--- Begin Available data ---
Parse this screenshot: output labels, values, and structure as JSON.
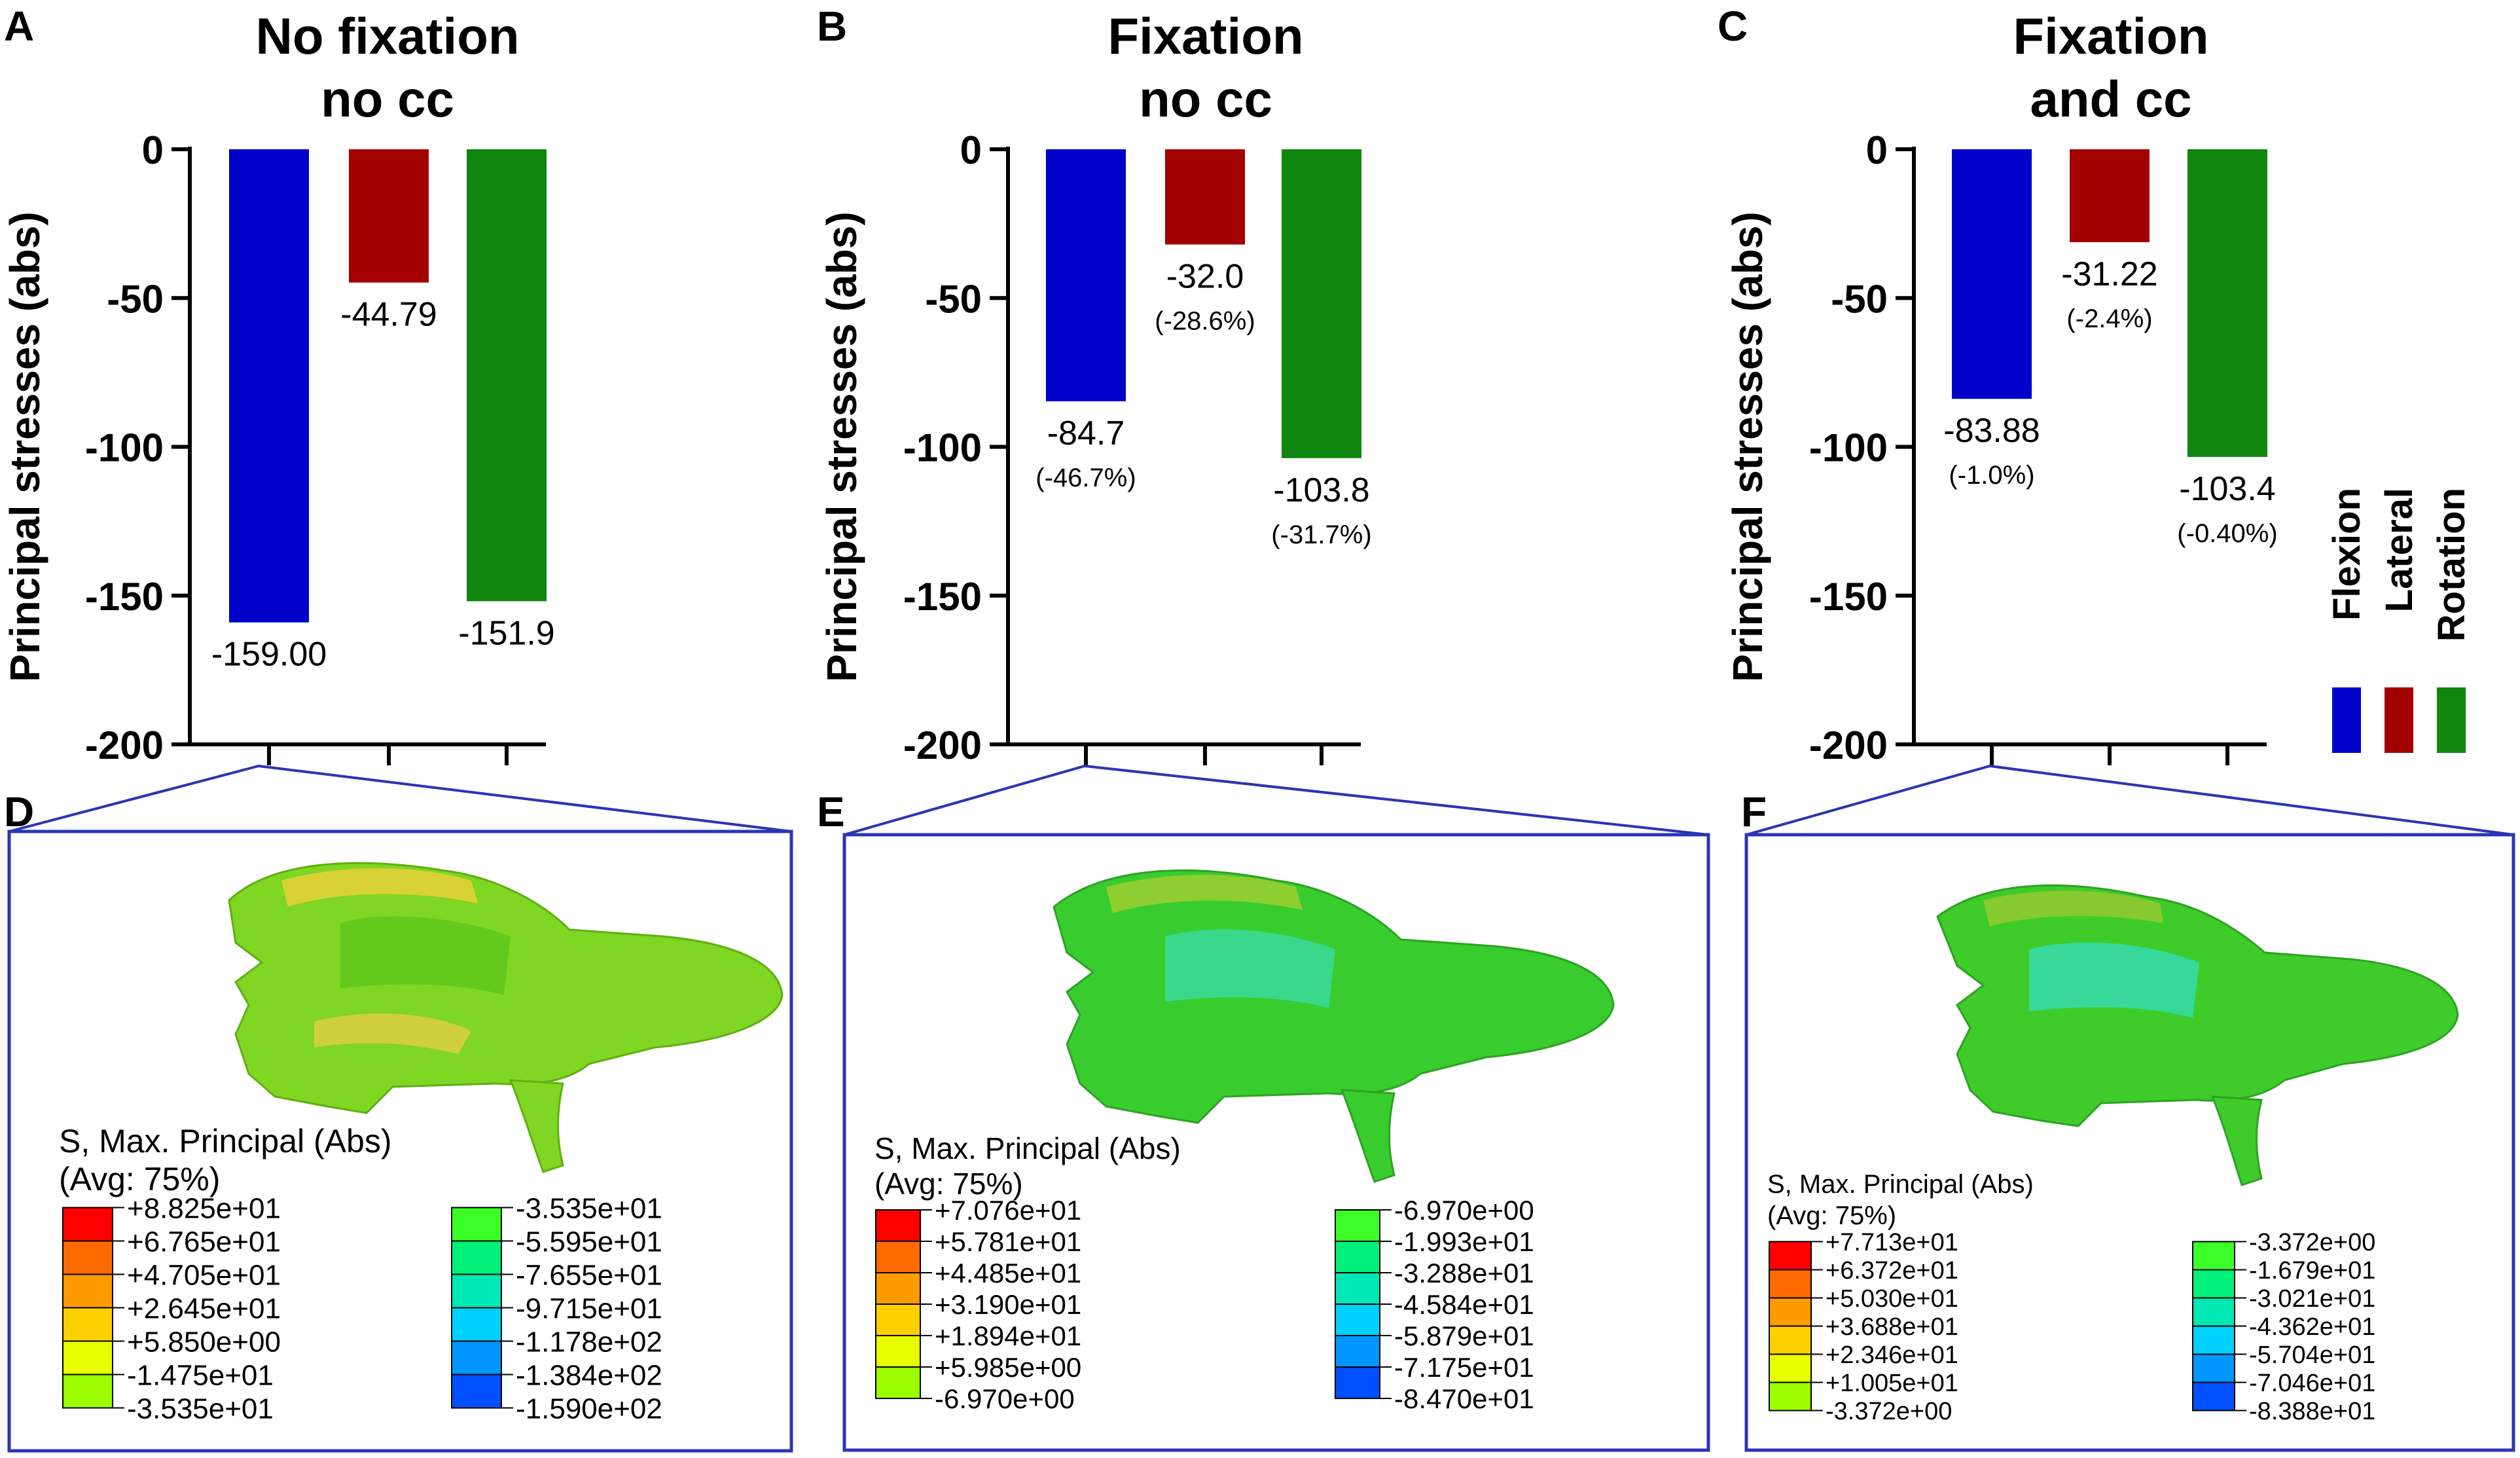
{
  "colors": {
    "flexion": "#0000c8",
    "lateral": "#a30000",
    "rotation": "#0f870f",
    "frame": "#2b35b4"
  },
  "legend": {
    "items": [
      "Flexion",
      "Lateral",
      "Rotation"
    ]
  },
  "chart_data": [
    {
      "type": "bar",
      "panel": "A",
      "title_lines": [
        "No fixation",
        "no cc"
      ],
      "ylabel": "Principal stresses (abs)",
      "ylim": [
        -200,
        0
      ],
      "yticks": [
        0,
        -50,
        -100,
        -150,
        -200
      ],
      "categories": [
        "Flexion",
        "Lateral",
        "Rotation"
      ],
      "values": [
        -159.0,
        -44.79,
        -151.9
      ],
      "value_labels": [
        "-159.00",
        "-44.79",
        "-151.9"
      ],
      "percent_labels": [
        "",
        "",
        ""
      ]
    },
    {
      "type": "bar",
      "panel": "B",
      "title_lines": [
        "Fixation",
        "no cc"
      ],
      "ylabel": "Principal stresses (abs)",
      "ylim": [
        -200,
        0
      ],
      "yticks": [
        0,
        -50,
        -100,
        -150,
        -200
      ],
      "categories": [
        "Flexion",
        "Lateral",
        "Rotation"
      ],
      "values": [
        -84.7,
        -32.0,
        -103.8
      ],
      "value_labels": [
        "-84.7",
        "-32.0",
        "-103.8"
      ],
      "percent_labels": [
        "(-46.7%)",
        "(-28.6%)",
        "(-31.7%)"
      ]
    },
    {
      "type": "bar",
      "panel": "C",
      "title_lines": [
        "Fixation",
        "and cc"
      ],
      "ylabel": "Principal stresses (abs)",
      "ylim": [
        -200,
        0
      ],
      "yticks": [
        0,
        -50,
        -100,
        -150,
        -200
      ],
      "categories": [
        "Flexion",
        "Lateral",
        "Rotation"
      ],
      "values": [
        -83.88,
        -31.22,
        -103.4
      ],
      "value_labels": [
        "-83.88",
        "-31.22",
        "-103.4"
      ],
      "percent_labels": [
        "(-1.0%)",
        "(-2.4%)",
        "(-0.40%)"
      ]
    }
  ],
  "contours": [
    {
      "panel": "D",
      "title": "S, Max. Principal (Abs)",
      "avg": "(Avg: 75%)",
      "left_values": [
        "+8.825e+01",
        "+6.765e+01",
        "+4.705e+01",
        "+2.645e+01",
        "+5.850e+00",
        "-1.475e+01",
        "-3.535e+01"
      ],
      "right_values": [
        "-3.535e+01",
        "-5.595e+01",
        "-7.655e+01",
        "-9.715e+01",
        "-1.178e+02",
        "-1.384e+02",
        "-1.590e+02"
      ]
    },
    {
      "panel": "E",
      "title": "S, Max. Principal (Abs)",
      "avg": "(Avg: 75%)",
      "left_values": [
        "+7.076e+01",
        "+5.781e+01",
        "+4.485e+01",
        "+3.190e+01",
        "+1.894e+01",
        "+5.985e+00",
        "-6.970e+00"
      ],
      "right_values": [
        "-6.970e+00",
        "-1.993e+01",
        "-3.288e+01",
        "-4.584e+01",
        "-5.879e+01",
        "-7.175e+01",
        "-8.470e+01"
      ]
    },
    {
      "panel": "F",
      "title": "S, Max. Principal (Abs)",
      "avg": "(Avg: 75%)",
      "left_values": [
        "+7.713e+01",
        "+6.372e+01",
        "+5.030e+01",
        "+3.688e+01",
        "+2.346e+01",
        "+1.005e+01",
        "-3.372e+00"
      ],
      "right_values": [
        "-3.372e+00",
        "-1.679e+01",
        "-3.021e+01",
        "-4.362e+01",
        "-5.704e+01",
        "-7.046e+01",
        "-8.388e+01"
      ]
    }
  ],
  "legend_left_colors": [
    "#ff0000",
    "#ff6a00",
    "#ff9a00",
    "#ffd000",
    "#e8ff00",
    "#9cff00",
    "#3cff28"
  ],
  "legend_right_colors": [
    "#3cff28",
    "#00f07a",
    "#00e8b4",
    "#00d2ff",
    "#0096ff",
    "#0050ff",
    "#0000ff"
  ]
}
--- End Available data ---
Copy each line above precisely, dropping the pictures.

Parse this screenshot: output labels, values, and structure as JSON.
{
  "colors": {
    "flexion": "#0000c8",
    "lateral": "#a30000",
    "rotation": "#0f870f",
    "frame": "#2b35b4"
  },
  "legend": {
    "items": [
      "Flexion",
      "Lateral",
      "Rotation"
    ]
  },
  "chart_data": [
    {
      "type": "bar",
      "panel": "A",
      "title_lines": [
        "No fixation",
        "no cc"
      ],
      "ylabel": "Principal stresses (abs)",
      "ylim": [
        -200,
        0
      ],
      "yticks": [
        0,
        -50,
        -100,
        -150,
        -200
      ],
      "categories": [
        "Flexion",
        "Lateral",
        "Rotation"
      ],
      "values": [
        -159.0,
        -44.79,
        -151.9
      ],
      "value_labels": [
        "-159.00",
        "-44.79",
        "-151.9"
      ],
      "percent_labels": [
        "",
        "",
        ""
      ]
    },
    {
      "type": "bar",
      "panel": "B",
      "title_lines": [
        "Fixation",
        "no cc"
      ],
      "ylabel": "Principal stresses (abs)",
      "ylim": [
        -200,
        0
      ],
      "yticks": [
        0,
        -50,
        -100,
        -150,
        -200
      ],
      "categories": [
        "Flexion",
        "Lateral",
        "Rotation"
      ],
      "values": [
        -84.7,
        -32.0,
        -103.8
      ],
      "value_labels": [
        "-84.7",
        "-32.0",
        "-103.8"
      ],
      "percent_labels": [
        "(-46.7%)",
        "(-28.6%)",
        "(-31.7%)"
      ]
    },
    {
      "type": "bar",
      "panel": "C",
      "title_lines": [
        "Fixation",
        "and cc"
      ],
      "ylabel": "Principal stresses (abs)",
      "ylim": [
        -200,
        0
      ],
      "yticks": [
        0,
        -50,
        -100,
        -150,
        -200
      ],
      "categories": [
        "Flexion",
        "Lateral",
        "Rotation"
      ],
      "values": [
        -83.88,
        -31.22,
        -103.4
      ],
      "value_labels": [
        "-83.88",
        "-31.22",
        "-103.4"
      ],
      "percent_labels": [
        "(-1.0%)",
        "(-2.4%)",
        "(-0.40%)"
      ]
    }
  ],
  "contours": [
    {
      "panel": "D",
      "title": "S, Max. Principal (Abs)",
      "avg": "(Avg: 75%)",
      "left_values": [
        "+8.825e+01",
        "+6.765e+01",
        "+4.705e+01",
        "+2.645e+01",
        "+5.850e+00",
        "-1.475e+01",
        "-3.535e+01"
      ],
      "right_values": [
        "-3.535e+01",
        "-5.595e+01",
        "-7.655e+01",
        "-9.715e+01",
        "-1.178e+02",
        "-1.384e+02",
        "-1.590e+02"
      ]
    },
    {
      "panel": "E",
      "title": "S, Max. Principal (Abs)",
      "avg": "(Avg: 75%)",
      "left_values": [
        "+7.076e+01",
        "+5.781e+01",
        "+4.485e+01",
        "+3.190e+01",
        "+1.894e+01",
        "+5.985e+00",
        "-6.970e+00"
      ],
      "right_values": [
        "-6.970e+00",
        "-1.993e+01",
        "-3.288e+01",
        "-4.584e+01",
        "-5.879e+01",
        "-7.175e+01",
        "-8.470e+01"
      ]
    },
    {
      "panel": "F",
      "title": "S, Max. Principal (Abs)",
      "avg": "(Avg: 75%)",
      "left_values": [
        "+7.713e+01",
        "+6.372e+01",
        "+5.030e+01",
        "+3.688e+01",
        "+2.346e+01",
        "+1.005e+01",
        "-3.372e+00"
      ],
      "right_values": [
        "-3.372e+00",
        "-1.679e+01",
        "-3.021e+01",
        "-4.362e+01",
        "-5.704e+01",
        "-7.046e+01",
        "-8.388e+01"
      ]
    }
  ],
  "legend_left_colors": [
    "#ff0000",
    "#ff6a00",
    "#ff9a00",
    "#ffd000",
    "#e8ff00",
    "#9cff00",
    "#3cff28"
  ],
  "legend_right_colors": [
    "#3cff28",
    "#00f07a",
    "#00e8b4",
    "#00d2ff",
    "#0096ff",
    "#0050ff",
    "#0000ff"
  ]
}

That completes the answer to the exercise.